- **Stated problem**
Without including any images, repeat the data exactly.

- **Materials provided**

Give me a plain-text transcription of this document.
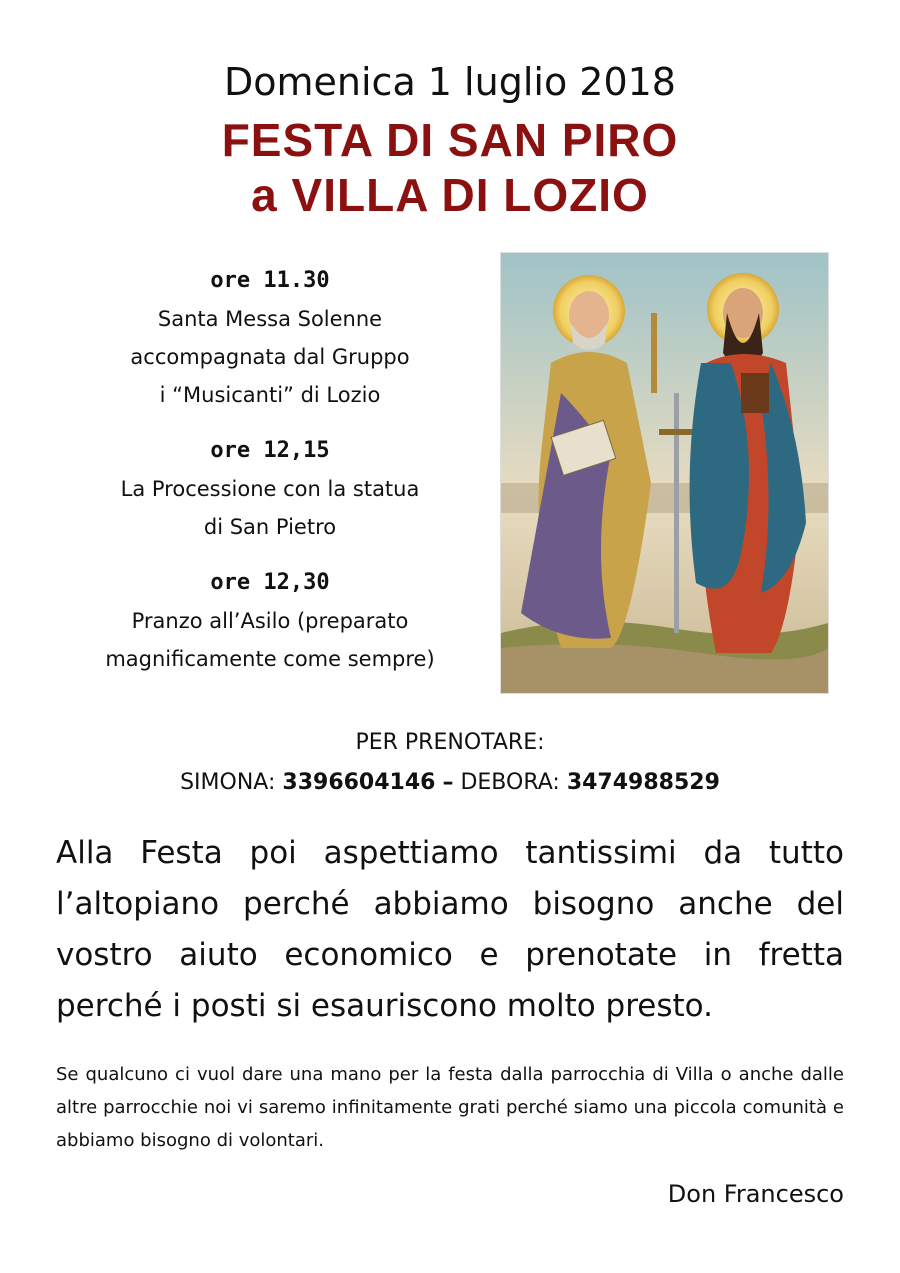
Domenica 1 luglio 2018
FESTA DI SAN PIRO
a VILLA DI LOZIO
ore 11.30
Santa Messa Solenne
accompagnata dal Gruppo
i “Musicanti” di Lozio
ore 12,15
La Processione con la statua
di San Pietro
ore 12,30
Pranzo all’Asilo (preparato
magnificamente come sempre)
PER PRENOTARE:
SIMONA: 3396604146 – DEBORA: 3474988529
Alla Festa poi aspettiamo tantissimi da tutto l’altopiano perché abbiamo bisogno anche del vostro aiuto economico e prenotate in fretta perché i posti si esauriscono molto presto.
Se qualcuno ci vuol dare una mano per la festa dalla parrocchia di Villa o anche dalle altre parrocchie noi vi saremo infinitamente grati perché siamo una piccola comunità e abbiamo bisogno di volontari.
Don Francesco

- **Output below**
Give me a plain-text transcription of this document.
Domenica 1 luglio 2018
FESTA DI SAN PIRO
a VILLA DI LOZIO
ore 11.30
Santa Messa Solenne
accompagnata dal Gruppo
i “Musicanti” di Lozio
ore 12,15
La Processione con la statua
di San Pietro
ore 12,30
Pranzo all’Asilo (preparato
magnificamente come sempre)
PER PRENOTARE:
SIMONA: 3396604146 – DEBORA: 3474988529
Alla Festa poi aspettiamo tantissimi da tutto l’altopiano perché abbiamo bisogno anche del vostro aiuto economico e prenotate in fretta perché i posti si esauriscono molto presto.
Se qualcuno ci vuol dare una mano per la festa dalla parrocchia di Villa o anche dalle altre parrocchie noi vi saremo infinitamente grati perché siamo una piccola comunità e abbiamo bisogno di volontari.
Don Francesco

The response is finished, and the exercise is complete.